SET PROBLEM: Write out all lines holding the word "content".

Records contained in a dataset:
*****

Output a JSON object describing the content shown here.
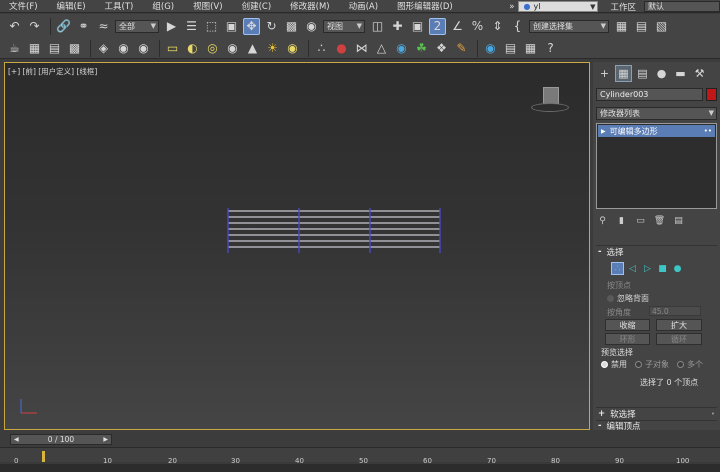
{
  "menubar": {
    "items": [
      "文件(F)",
      "编辑(E)",
      "工具(T)",
      "组(G)",
      "视图(V)",
      "创建(C)",
      "修改器(M)",
      "动画(A)",
      "图形编辑器(D)"
    ],
    "overflow": "»",
    "user": "yl",
    "workspace_label": "工作区",
    "workspace_value": "默认"
  },
  "toolbar": {
    "filter_dropdown": "全部",
    "refcoord_dropdown": "视图",
    "selection_set": "创建选择集"
  },
  "viewport": {
    "label": "[+] [前] [用户定义] [线框]"
  },
  "command_panel": {
    "object_name": "Cylinder003",
    "object_color": "#c01818",
    "modifier_list": "修改器列表",
    "stack_item": "可编辑多边形",
    "rollouts": {
      "selection": "选择",
      "soft_selection": "软选择",
      "edit_vertices": "编辑顶点"
    },
    "options": {
      "by_vertex": "按顶点",
      "ignore_backfacing": "忽略背面",
      "by_angle": "按角度",
      "angle_value": "45.0",
      "shrink": "收缩",
      "grow": "扩大",
      "ring": "环形",
      "loop": "循环"
    },
    "preview": {
      "label": "预览选择",
      "off": "禁用",
      "subobject": "子对象",
      "multi": "多个"
    },
    "status": "选择了 0 个顶点"
  },
  "timeslider": {
    "value": "0 / 100"
  },
  "trackbar": {
    "ticks": [
      "0",
      "10",
      "20",
      "30",
      "40",
      "50",
      "60",
      "70",
      "80",
      "90",
      "100"
    ]
  },
  "colors": {
    "accent": "#5a7db5",
    "viewport_border": "#c8a840",
    "wire": "#4848c8"
  }
}
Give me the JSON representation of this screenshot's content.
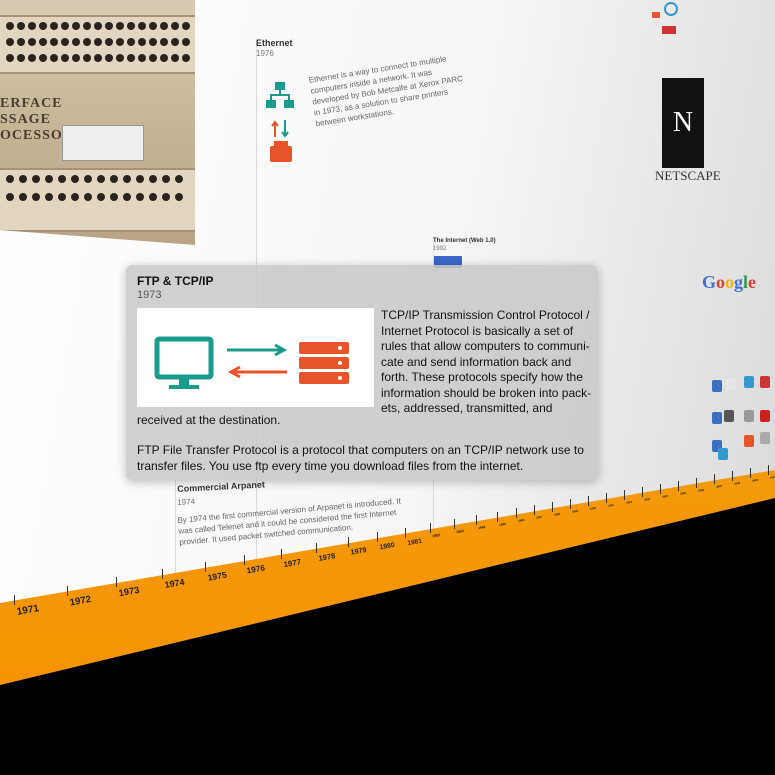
{
  "popup": {
    "title": "FTP & TCP/IP",
    "year": "1973",
    "paragraph1": "TCP/IP Transmission Control Protocol / Internet Protocol is basically a set of rules that allow computers to communi-cate and send information back and forth. These protocols specify how the information should be broken into pack-ets, addressed, transmitted, and",
    "paragraph1_tail": "received at the destination.",
    "paragraph2": "FTP File Transfer Protocol is a protocol that computers on an TCP/IP network use to transfer files. You use ftp every time you download files from the internet.",
    "image_colors": {
      "monitor": "#1a9b8c",
      "arrow_right": "#1a9b8c",
      "arrow_left": "#e8542a",
      "server": "#e8542a"
    }
  },
  "timeline": {
    "years": [
      "1971",
      "1972",
      "1973",
      "1974",
      "1975",
      "1976",
      "1977",
      "1978",
      "1979",
      "1980",
      "1981",
      "1982",
      "1983",
      "1984",
      "1985",
      "1986",
      "1987",
      "1988",
      "1989",
      "1990",
      "1991",
      "1992",
      "1993",
      "1994",
      "1995",
      "1996",
      "1997",
      "1998",
      "1999",
      "2000"
    ],
    "accent_color": "#f39200"
  },
  "events": {
    "ethernet": {
      "title": "Ethernet",
      "year": "1976",
      "text": "Ethernet is a way to connect to multiple computers inside a network. It was developed by Bob Metcalfe at Xerox PARC in 1973, as a solution to share printers between workstations."
    },
    "commercial_arpanet": {
      "title": "Commercial Arpanet",
      "year": "1974",
      "text": "By 1974 the first commercial version of Arpanet is introduced. It was called Telenet and it could be considered the first Internet provider. It used packet switched communication."
    },
    "web1": {
      "title": "The Internet (Web 1.0)",
      "year": "1992"
    },
    "netscape": {
      "logo_letter": "N",
      "word": "NETSCAPE"
    },
    "google": {
      "word": "Google"
    }
  },
  "machine": {
    "label_lines": [
      "ERFACE",
      "SSAGE",
      "OCESSOR"
    ]
  }
}
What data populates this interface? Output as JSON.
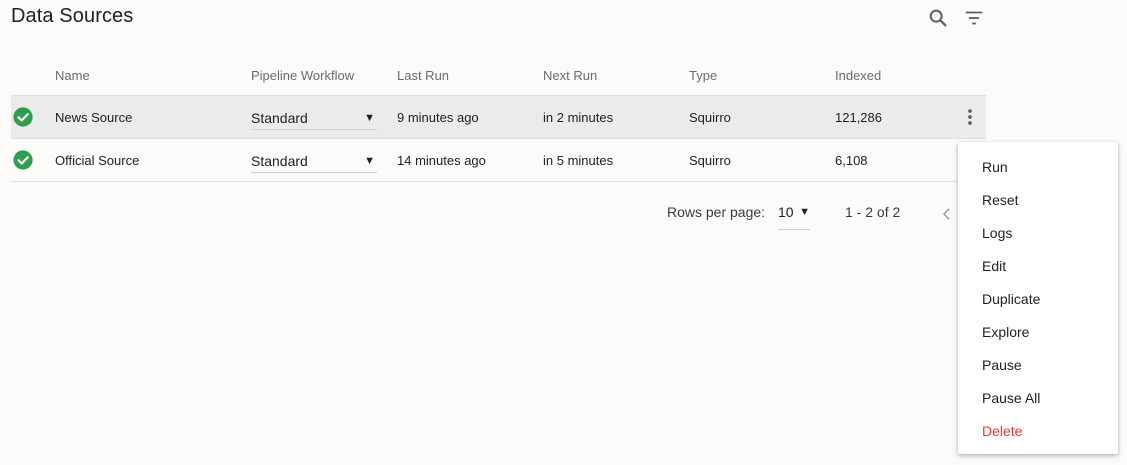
{
  "page": {
    "title": "Data Sources"
  },
  "toolbar": {
    "search_icon": "search-icon",
    "filter_icon": "filter-icon"
  },
  "table": {
    "columns": [
      "",
      "Name",
      "Pipeline Workflow",
      "Last Run",
      "Next Run",
      "Type",
      "Indexed",
      ""
    ],
    "rows": [
      {
        "status": "success",
        "name": "News Source",
        "workflow": "Standard",
        "last_run": "9 minutes ago",
        "next_run": "in 2 minutes",
        "type": "Squirro",
        "indexed": "121,286"
      },
      {
        "status": "success",
        "name": "Official Source",
        "workflow": "Standard",
        "last_run": "14 minutes ago",
        "next_run": "in 5 minutes",
        "type": "Squirro",
        "indexed": "6,108"
      }
    ]
  },
  "pagination": {
    "rows_label": "Rows per page:",
    "rows_value": "10",
    "range": "1 - 2 of 2"
  },
  "menu": {
    "items": [
      "Run",
      "Reset",
      "Logs",
      "Edit",
      "Duplicate",
      "Explore",
      "Pause",
      "Pause All",
      "Delete"
    ]
  },
  "colors": {
    "success": "#2e9e4f",
    "danger": "#e53935",
    "row_highlight": "#ebebeb"
  }
}
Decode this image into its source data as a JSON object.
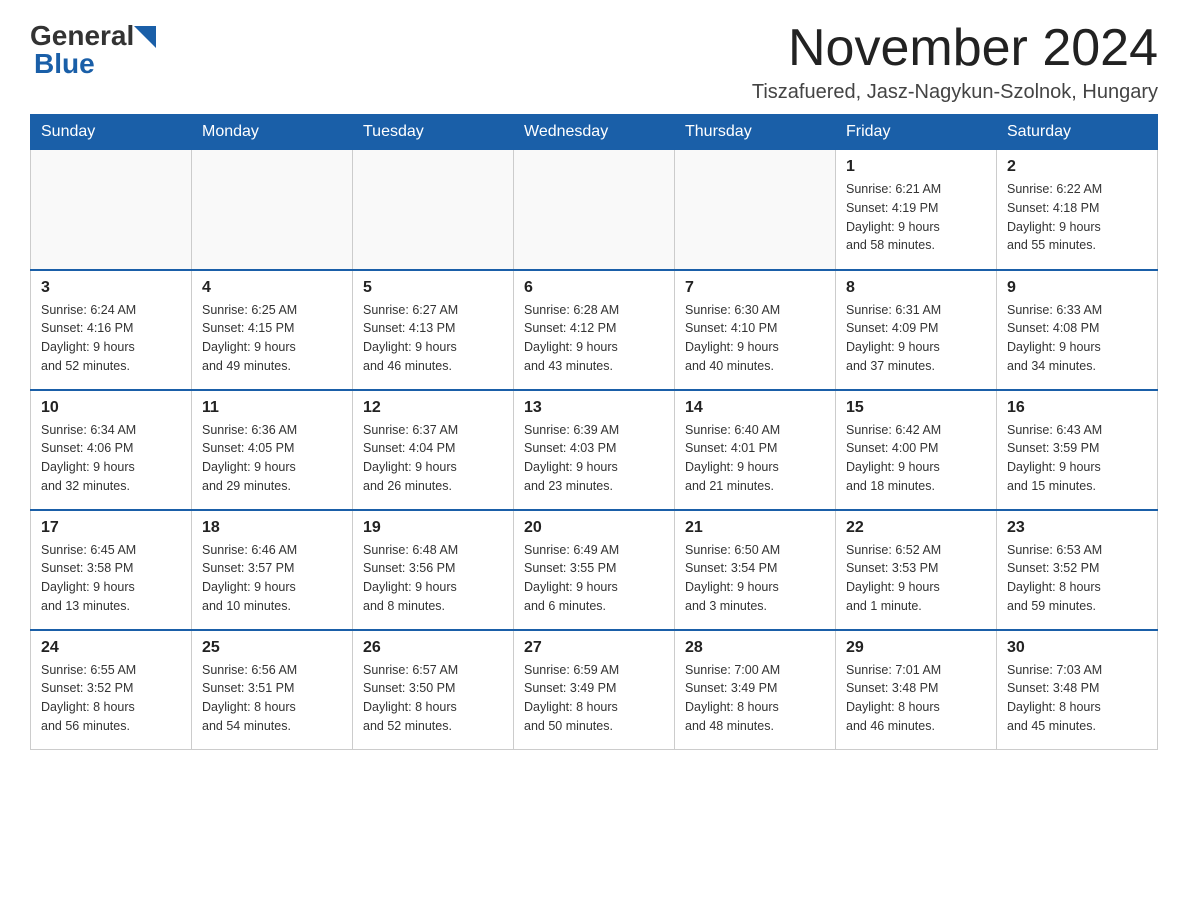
{
  "header": {
    "logo_general": "General",
    "logo_blue": "Blue",
    "month_title": "November 2024",
    "location": "Tiszafuered, Jasz-Nagykun-Szolnok, Hungary"
  },
  "weekdays": [
    "Sunday",
    "Monday",
    "Tuesday",
    "Wednesday",
    "Thursday",
    "Friday",
    "Saturday"
  ],
  "weeks": [
    [
      {
        "day": "",
        "info": ""
      },
      {
        "day": "",
        "info": ""
      },
      {
        "day": "",
        "info": ""
      },
      {
        "day": "",
        "info": ""
      },
      {
        "day": "",
        "info": ""
      },
      {
        "day": "1",
        "info": "Sunrise: 6:21 AM\nSunset: 4:19 PM\nDaylight: 9 hours\nand 58 minutes."
      },
      {
        "day": "2",
        "info": "Sunrise: 6:22 AM\nSunset: 4:18 PM\nDaylight: 9 hours\nand 55 minutes."
      }
    ],
    [
      {
        "day": "3",
        "info": "Sunrise: 6:24 AM\nSunset: 4:16 PM\nDaylight: 9 hours\nand 52 minutes."
      },
      {
        "day": "4",
        "info": "Sunrise: 6:25 AM\nSunset: 4:15 PM\nDaylight: 9 hours\nand 49 minutes."
      },
      {
        "day": "5",
        "info": "Sunrise: 6:27 AM\nSunset: 4:13 PM\nDaylight: 9 hours\nand 46 minutes."
      },
      {
        "day": "6",
        "info": "Sunrise: 6:28 AM\nSunset: 4:12 PM\nDaylight: 9 hours\nand 43 minutes."
      },
      {
        "day": "7",
        "info": "Sunrise: 6:30 AM\nSunset: 4:10 PM\nDaylight: 9 hours\nand 40 minutes."
      },
      {
        "day": "8",
        "info": "Sunrise: 6:31 AM\nSunset: 4:09 PM\nDaylight: 9 hours\nand 37 minutes."
      },
      {
        "day": "9",
        "info": "Sunrise: 6:33 AM\nSunset: 4:08 PM\nDaylight: 9 hours\nand 34 minutes."
      }
    ],
    [
      {
        "day": "10",
        "info": "Sunrise: 6:34 AM\nSunset: 4:06 PM\nDaylight: 9 hours\nand 32 minutes."
      },
      {
        "day": "11",
        "info": "Sunrise: 6:36 AM\nSunset: 4:05 PM\nDaylight: 9 hours\nand 29 minutes."
      },
      {
        "day": "12",
        "info": "Sunrise: 6:37 AM\nSunset: 4:04 PM\nDaylight: 9 hours\nand 26 minutes."
      },
      {
        "day": "13",
        "info": "Sunrise: 6:39 AM\nSunset: 4:03 PM\nDaylight: 9 hours\nand 23 minutes."
      },
      {
        "day": "14",
        "info": "Sunrise: 6:40 AM\nSunset: 4:01 PM\nDaylight: 9 hours\nand 21 minutes."
      },
      {
        "day": "15",
        "info": "Sunrise: 6:42 AM\nSunset: 4:00 PM\nDaylight: 9 hours\nand 18 minutes."
      },
      {
        "day": "16",
        "info": "Sunrise: 6:43 AM\nSunset: 3:59 PM\nDaylight: 9 hours\nand 15 minutes."
      }
    ],
    [
      {
        "day": "17",
        "info": "Sunrise: 6:45 AM\nSunset: 3:58 PM\nDaylight: 9 hours\nand 13 minutes."
      },
      {
        "day": "18",
        "info": "Sunrise: 6:46 AM\nSunset: 3:57 PM\nDaylight: 9 hours\nand 10 minutes."
      },
      {
        "day": "19",
        "info": "Sunrise: 6:48 AM\nSunset: 3:56 PM\nDaylight: 9 hours\nand 8 minutes."
      },
      {
        "day": "20",
        "info": "Sunrise: 6:49 AM\nSunset: 3:55 PM\nDaylight: 9 hours\nand 6 minutes."
      },
      {
        "day": "21",
        "info": "Sunrise: 6:50 AM\nSunset: 3:54 PM\nDaylight: 9 hours\nand 3 minutes."
      },
      {
        "day": "22",
        "info": "Sunrise: 6:52 AM\nSunset: 3:53 PM\nDaylight: 9 hours\nand 1 minute."
      },
      {
        "day": "23",
        "info": "Sunrise: 6:53 AM\nSunset: 3:52 PM\nDaylight: 8 hours\nand 59 minutes."
      }
    ],
    [
      {
        "day": "24",
        "info": "Sunrise: 6:55 AM\nSunset: 3:52 PM\nDaylight: 8 hours\nand 56 minutes."
      },
      {
        "day": "25",
        "info": "Sunrise: 6:56 AM\nSunset: 3:51 PM\nDaylight: 8 hours\nand 54 minutes."
      },
      {
        "day": "26",
        "info": "Sunrise: 6:57 AM\nSunset: 3:50 PM\nDaylight: 8 hours\nand 52 minutes."
      },
      {
        "day": "27",
        "info": "Sunrise: 6:59 AM\nSunset: 3:49 PM\nDaylight: 8 hours\nand 50 minutes."
      },
      {
        "day": "28",
        "info": "Sunrise: 7:00 AM\nSunset: 3:49 PM\nDaylight: 8 hours\nand 48 minutes."
      },
      {
        "day": "29",
        "info": "Sunrise: 7:01 AM\nSunset: 3:48 PM\nDaylight: 8 hours\nand 46 minutes."
      },
      {
        "day": "30",
        "info": "Sunrise: 7:03 AM\nSunset: 3:48 PM\nDaylight: 8 hours\nand 45 minutes."
      }
    ]
  ]
}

*****

ANSWER BELOW:
Output a JSON object describing the content shown here.
Give me the JSON representation of this screenshot's content.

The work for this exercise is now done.